:: Set task ::
Copy every line from the records below that holds the word "WHOI".

:: Provided records ::
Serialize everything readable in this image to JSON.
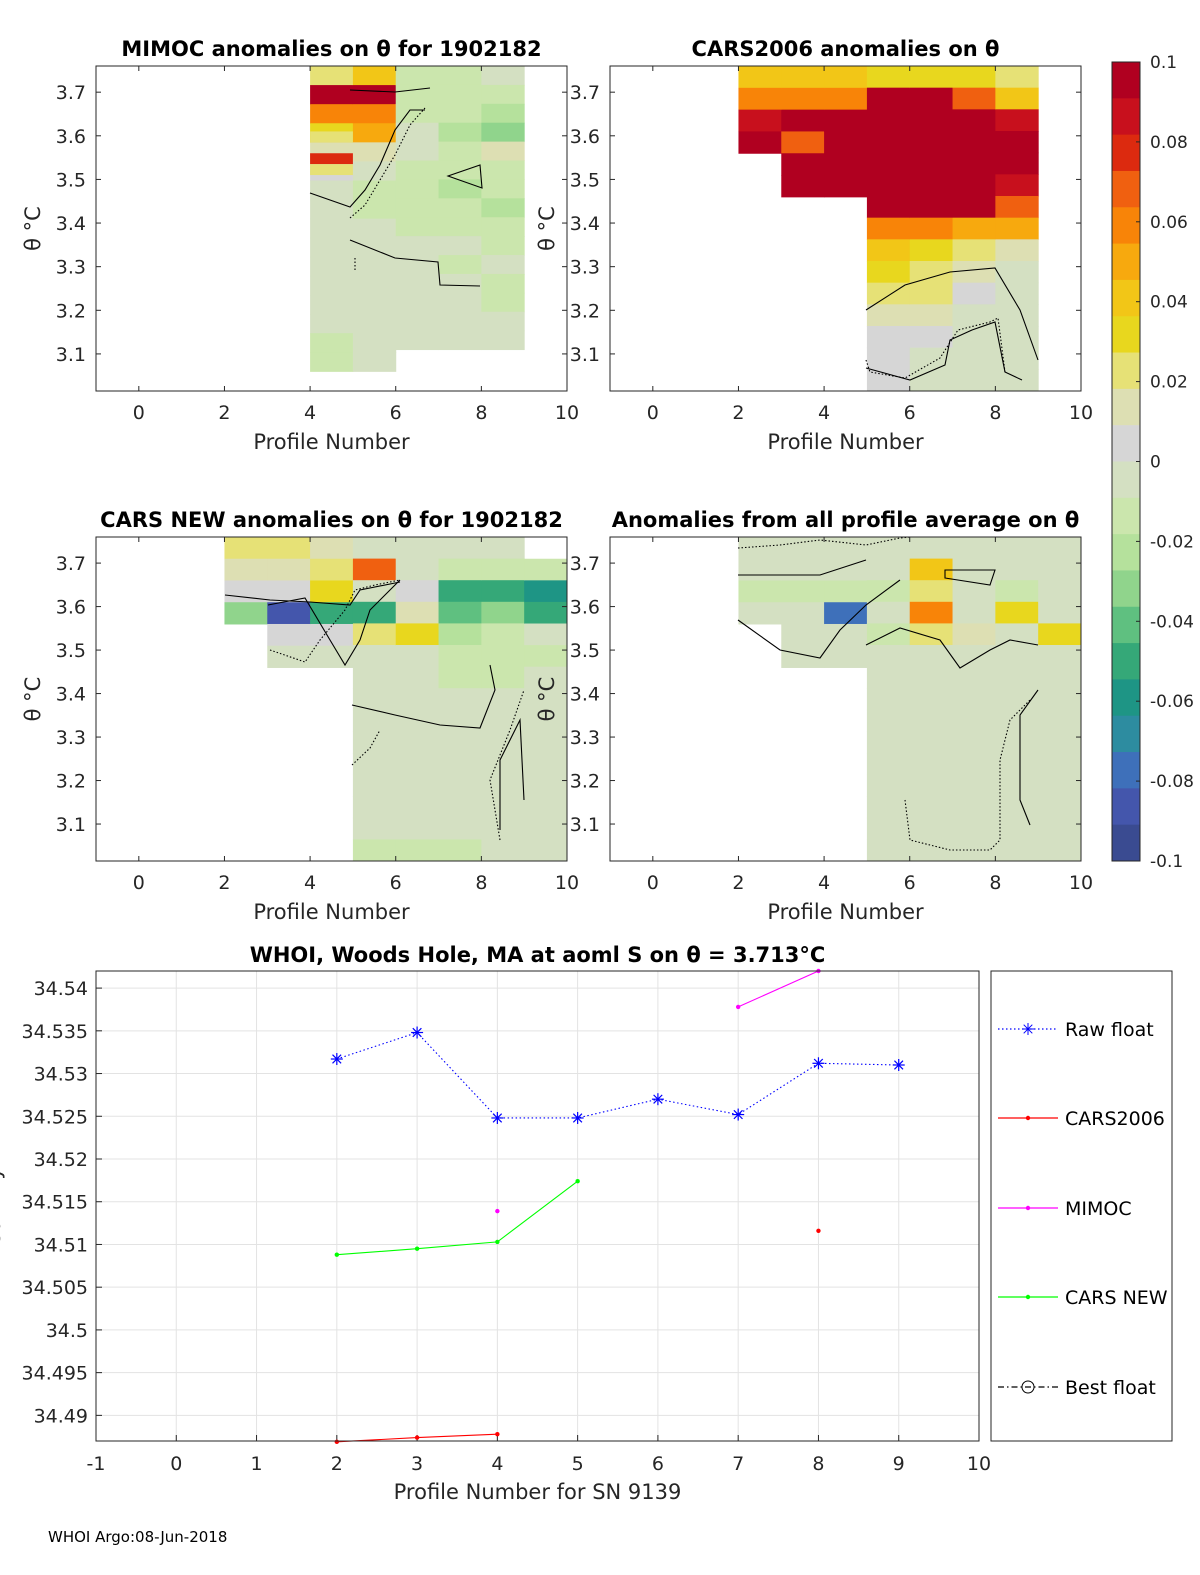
{
  "chart_data": [
    {
      "type": "heatmap",
      "title": "MIMOC anomalies on θ  for 1902182",
      "xlabel": "Profile Number",
      "ylabel": "θ °C",
      "xlim": [
        -1,
        10
      ],
      "ylim": [
        3.015,
        3.76
      ],
      "xticks": [
        "0",
        "2",
        "4",
        "6",
        "8",
        "10"
      ],
      "yticks": [
        "3.1",
        "3.2",
        "3.3",
        "3.4",
        "3.5",
        "3.6",
        "3.7"
      ],
      "columns": [
        {
          "x": 5,
          "bottom": 3.06,
          "top": 3.76,
          "values": [
            0.02,
            0.1,
            0.06,
            0.03,
            0.01,
            0.005,
            -0.005,
            -0.005,
            0.0,
            0.0,
            -0.005,
            -0.005,
            -0.005,
            -0.005,
            -0.01,
            -0.01
          ]
        },
        {
          "x": 6,
          "bottom": 3.06,
          "top": 3.76,
          "values": [
            0.04,
            0.1,
            0.06,
            0.05,
            0.01,
            0.0,
            -0.01,
            -0.01,
            -0.005,
            0.0,
            -0.005,
            0.0,
            -0.005,
            0.0,
            -0.005,
            -0.005
          ]
        },
        {
          "x": 7,
          "bottom": 3.11,
          "top": 3.76,
          "values": [
            -0.01,
            -0.01,
            -0.01,
            -0.005,
            0.0,
            -0.015,
            -0.015,
            -0.01,
            -0.01,
            -0.005,
            -0.005,
            -0.005,
            -0.005,
            -0.005,
            -0.005
          ]
        },
        {
          "x": 8,
          "bottom": 3.11,
          "top": 3.76,
          "values": [
            -0.015,
            -0.01,
            -0.01,
            -0.02,
            -0.015,
            -0.015,
            -0.02,
            -0.01,
            -0.01,
            -0.005,
            -0.01,
            -0.005,
            -0.005,
            -0.005,
            -0.005
          ]
        },
        {
          "x": 9,
          "bottom": 3.11,
          "top": 3.76,
          "values": [
            -0.005,
            -0.01,
            -0.02,
            -0.03,
            0.01,
            -0.015,
            -0.015,
            -0.02,
            -0.01,
            -0.01,
            -0.005,
            -0.01,
            -0.01,
            -0.005,
            -0.005
          ]
        }
      ],
      "extra_cells": [
        {
          "x": 4,
          "y": 3.535,
          "value": 0.08
        },
        {
          "x": 4,
          "y": 3.585,
          "value": 0.02
        },
        {
          "x": 4,
          "y": 3.51,
          "value": 0.02
        }
      ]
    },
    {
      "type": "heatmap",
      "title": "CARS2006 anomalies on θ",
      "xlabel": "Profile Number",
      "ylabel": "θ °C",
      "xlim": [
        -1,
        10
      ],
      "ylim": [
        3.015,
        3.76
      ],
      "xticks": [
        "0",
        "2",
        "4",
        "6",
        "8",
        "10"
      ],
      "yticks": [
        "3.1",
        "3.2",
        "3.3",
        "3.4",
        "3.5",
        "3.6",
        "3.7"
      ],
      "columns": [
        {
          "x": 3,
          "bottom": 3.56,
          "top": 3.76,
          "values": [
            0.045,
            0.06,
            0.085,
            0.1
          ]
        },
        {
          "x": 4,
          "bottom": 3.46,
          "top": 3.76,
          "values": [
            0.045,
            0.06,
            0.1,
            0.07,
            0.1,
            0.1
          ]
        },
        {
          "x": 5,
          "bottom": 3.46,
          "top": 3.76,
          "values": [
            0.04,
            0.06,
            0.1,
            0.1,
            0.1,
            0.1
          ]
        },
        {
          "x": 6,
          "bottom": 3.015,
          "top": 3.76,
          "values": [
            0.035,
            0.1,
            0.1,
            0.1,
            0.1,
            0.1,
            0.1,
            0.06,
            0.045,
            0.03,
            0.02,
            0.01,
            0.005,
            0.005,
            0.005
          ]
        },
        {
          "x": 7,
          "bottom": 3.015,
          "top": 3.76,
          "values": [
            0.035,
            0.1,
            0.1,
            0.1,
            0.1,
            0.1,
            0.1,
            0.06,
            0.035,
            0.025,
            0.02,
            0.01,
            0.005,
            0.0,
            0.0
          ]
        },
        {
          "x": 8,
          "bottom": 3.015,
          "top": 3.76,
          "values": [
            0.03,
            0.07,
            0.1,
            0.1,
            0.1,
            0.1,
            0.1,
            0.05,
            0.02,
            0.01,
            0.005,
            0.0,
            0.0,
            0.0,
            0.0
          ]
        },
        {
          "x": 9,
          "bottom": 3.015,
          "top": 3.76,
          "values": [
            0.02,
            0.04,
            0.09,
            0.1,
            0.1,
            0.09,
            0.07,
            0.05,
            0.01,
            0.0,
            0.0,
            0.0,
            0.0,
            0.0,
            0.0
          ]
        }
      ]
    },
    {
      "type": "heatmap",
      "title": "CARS NEW anomalies on θ for 1902182",
      "xlabel": "Profile Number",
      "ylabel": "θ °C",
      "xlim": [
        -1,
        10
      ],
      "ylim": [
        3.015,
        3.76
      ],
      "xticks": [
        "0",
        "2",
        "4",
        "6",
        "8",
        "10"
      ],
      "yticks": [
        "3.1",
        "3.2",
        "3.3",
        "3.4",
        "3.5",
        "3.6",
        "3.7"
      ],
      "columns": [
        {
          "x": 3,
          "bottom": 3.56,
          "top": 3.76,
          "values": [
            0.025,
            0.015,
            0.005,
            -0.03
          ]
        },
        {
          "x": 4,
          "bottom": 3.46,
          "top": 3.76,
          "values": [
            0.025,
            0.015,
            0.005,
            -0.09,
            0.005,
            0.0
          ]
        },
        {
          "x": 5,
          "bottom": 3.46,
          "top": 3.76,
          "values": [
            0.015,
            0.02,
            0.035,
            -0.05,
            0.005,
            0.0
          ]
        },
        {
          "x": 6,
          "bottom": 3.015,
          "top": 3.76,
          "values": [
            0.0,
            0.07,
            0.0,
            -0.05,
            0.02,
            0.0,
            -0.005,
            0.0,
            0.0,
            0.0,
            0.0,
            -0.005,
            0.0,
            -0.005,
            -0.01
          ]
        },
        {
          "x": 7,
          "bottom": 3.015,
          "top": 3.76,
          "values": [
            0.0,
            0.0,
            0.005,
            0.01,
            0.03,
            0.0,
            -0.005,
            0.0,
            0.0,
            0.0,
            0.0,
            0.0,
            0.0,
            0.0,
            -0.01
          ]
        },
        {
          "x": 8,
          "bottom": 3.015,
          "top": 3.76,
          "values": [
            0.0,
            -0.015,
            -0.05,
            -0.04,
            -0.02,
            -0.01,
            -0.01,
            -0.005,
            0.0,
            -0.005,
            0.0,
            -0.005,
            0.0,
            -0.005,
            -0.01
          ]
        },
        {
          "x": 9,
          "bottom": 3.015,
          "top": 3.76,
          "values": [
            0.0,
            -0.015,
            -0.05,
            -0.035,
            -0.01,
            -0.015,
            -0.01,
            -0.005,
            0.0,
            -0.005,
            -0.005,
            -0.005,
            -0.005,
            -0.005,
            -0.005
          ]
        },
        {
          "x": 10,
          "bottom": 3.015,
          "top": 3.71,
          "values": [
            -0.015,
            -0.06,
            -0.05,
            0.0,
            -0.01,
            -0.005,
            0.0,
            0.0,
            -0.005,
            -0.005,
            -0.005,
            -0.005,
            -0.005,
            -0.005
          ]
        }
      ]
    },
    {
      "type": "heatmap",
      "title": "Anomalies from all profile average on θ",
      "xlabel": "Profile Number",
      "ylabel": "θ °C",
      "xlim": [
        -1,
        10
      ],
      "ylim": [
        3.015,
        3.76
      ],
      "xticks": [
        "0",
        "2",
        "4",
        "6",
        "8",
        "10"
      ],
      "yticks": [
        "3.1",
        "3.2",
        "3.3",
        "3.4",
        "3.5",
        "3.6",
        "3.7"
      ],
      "columns": [
        {
          "x": 3,
          "bottom": 3.56,
          "top": 3.76,
          "values": [
            0.0,
            0.0,
            -0.015,
            0.0
          ]
        },
        {
          "x": 4,
          "bottom": 3.46,
          "top": 3.76,
          "values": [
            0.0,
            0.0,
            -0.015,
            0.0,
            0.0,
            0.0
          ]
        },
        {
          "x": 5,
          "bottom": 3.46,
          "top": 3.76,
          "values": [
            0.0,
            0.0,
            -0.015,
            -0.08,
            0.0,
            0.0
          ]
        },
        {
          "x": 6,
          "bottom": 3.015,
          "top": 3.76,
          "values": [
            0.0,
            0.0,
            -0.015,
            0.0,
            -0.01,
            0.0,
            0.0,
            0.0,
            0.0,
            0.0,
            0.0,
            0.0,
            0.0,
            0.0,
            0.0
          ]
        },
        {
          "x": 7,
          "bottom": 3.015,
          "top": 3.76,
          "values": [
            0.0,
            0.04,
            0.02,
            0.06,
            0.02,
            0.0,
            0.0,
            0.0,
            0.0,
            -0.005,
            0.0,
            0.0,
            0.0,
            0.0,
            0.0
          ]
        },
        {
          "x": 8,
          "bottom": 3.015,
          "top": 3.76,
          "values": [
            0.0,
            0.0,
            0.0,
            0.0,
            0.01,
            0.0,
            0.0,
            -0.005,
            0.0,
            0.0,
            0.0,
            0.0,
            0.0,
            0.0,
            0.0
          ]
        },
        {
          "x": 9,
          "bottom": 3.015,
          "top": 3.76,
          "values": [
            0.0,
            0.0,
            -0.01,
            0.03,
            0.0,
            0.0,
            0.0,
            0.0,
            0.0,
            0.0,
            0.0,
            0.0,
            0.0,
            0.0,
            0.0
          ]
        },
        {
          "x": 10,
          "bottom": 3.015,
          "top": 3.76,
          "values": [
            0.0,
            0.0,
            0.0,
            0.0,
            0.03,
            0.0,
            0.0,
            0.0,
            0.0,
            0.0,
            0.0,
            0.0,
            0.0,
            0.0,
            0.0
          ]
        }
      ]
    },
    {
      "type": "line",
      "title": "WHOI, Woods Hole, MA at aoml S on θ = 3.713°C",
      "xlabel": "Profile Number for SN 9139",
      "ylabel": "Salinity",
      "xlim": [
        -1,
        10
      ],
      "ylim": [
        34.487,
        34.542
      ],
      "xticks": [
        "-1",
        "0",
        "1",
        "2",
        "3",
        "4",
        "5",
        "6",
        "7",
        "8",
        "9",
        "10"
      ],
      "yticks": [
        "34.49",
        "34.495",
        "34.5",
        "34.505",
        "34.51",
        "34.515",
        "34.52",
        "34.525",
        "34.53",
        "34.535",
        "34.54"
      ],
      "grid": true,
      "legend": "outside-right",
      "series": [
        {
          "name": "Raw float",
          "color": "#0000ff",
          "style": "dotted",
          "marker": "asterisk",
          "x": [
            2,
            3,
            4,
            5,
            6,
            7,
            8,
            9
          ],
          "y": [
            34.5317,
            34.5348,
            34.5248,
            34.5248,
            34.527,
            34.5252,
            34.5312,
            34.531
          ]
        },
        {
          "name": "CARS2006",
          "color": "#ff0000",
          "style": "solid",
          "marker": "dot",
          "x": [
            2,
            3,
            4
          ],
          "y": [
            34.4869,
            34.4874,
            34.4878
          ],
          "extra_points": [
            {
              "x": 8,
              "y": 34.5116
            }
          ]
        },
        {
          "name": "MIMOC",
          "color": "#ff00ff",
          "style": "solid",
          "marker": "dot",
          "x": [
            7,
            8
          ],
          "y": [
            34.5378,
            34.542
          ],
          "extra_points": [
            {
              "x": 4,
              "y": 34.5139
            }
          ]
        },
        {
          "name": "CARS NEW",
          "color": "#00ff00",
          "style": "solid",
          "marker": "dot",
          "x": [
            2,
            3,
            4,
            5
          ],
          "y": [
            34.5088,
            34.5095,
            34.5103,
            34.5174
          ]
        },
        {
          "name": "Best float",
          "color": "#000000",
          "style": "dashdot",
          "marker": "circle",
          "x": [],
          "y": []
        }
      ]
    }
  ],
  "colorbar": {
    "min": -0.1,
    "max": 0.1,
    "ticks": [
      "0.1",
      "0.08",
      "0.06",
      "0.04",
      "0.02",
      "0",
      "-0.02",
      "-0.04",
      "-0.06",
      "-0.08",
      "-0.1"
    ],
    "tick_values": [
      0.1,
      0.08,
      0.06,
      0.04,
      0.02,
      0,
      -0.02,
      -0.04,
      -0.06,
      -0.08,
      -0.1
    ],
    "colors_top_to_bottom": [
      "#b00020",
      "#c8101d",
      "#dc2a0f",
      "#f06010",
      "#f88408",
      "#f7a90e",
      "#f2c617",
      "#e8d71e",
      "#e6e176",
      "#dddfb3",
      "#d6d6d6",
      "#d4e0c2",
      "#cbe6ad",
      "#b5e19c",
      "#90d48c",
      "#5fc080",
      "#35a878",
      "#1e9585",
      "#2d8ca0",
      "#3e70ba",
      "#4456ac",
      "#3a4b91"
    ]
  },
  "footer": "WHOI Argo:08-Jun-2018"
}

:: Task response ::
      "title": "WHOI, Woods Hole, MA at aoml S on θ = 3.713°C",
  "footer": "WHOI Argo:08-Jun-2018"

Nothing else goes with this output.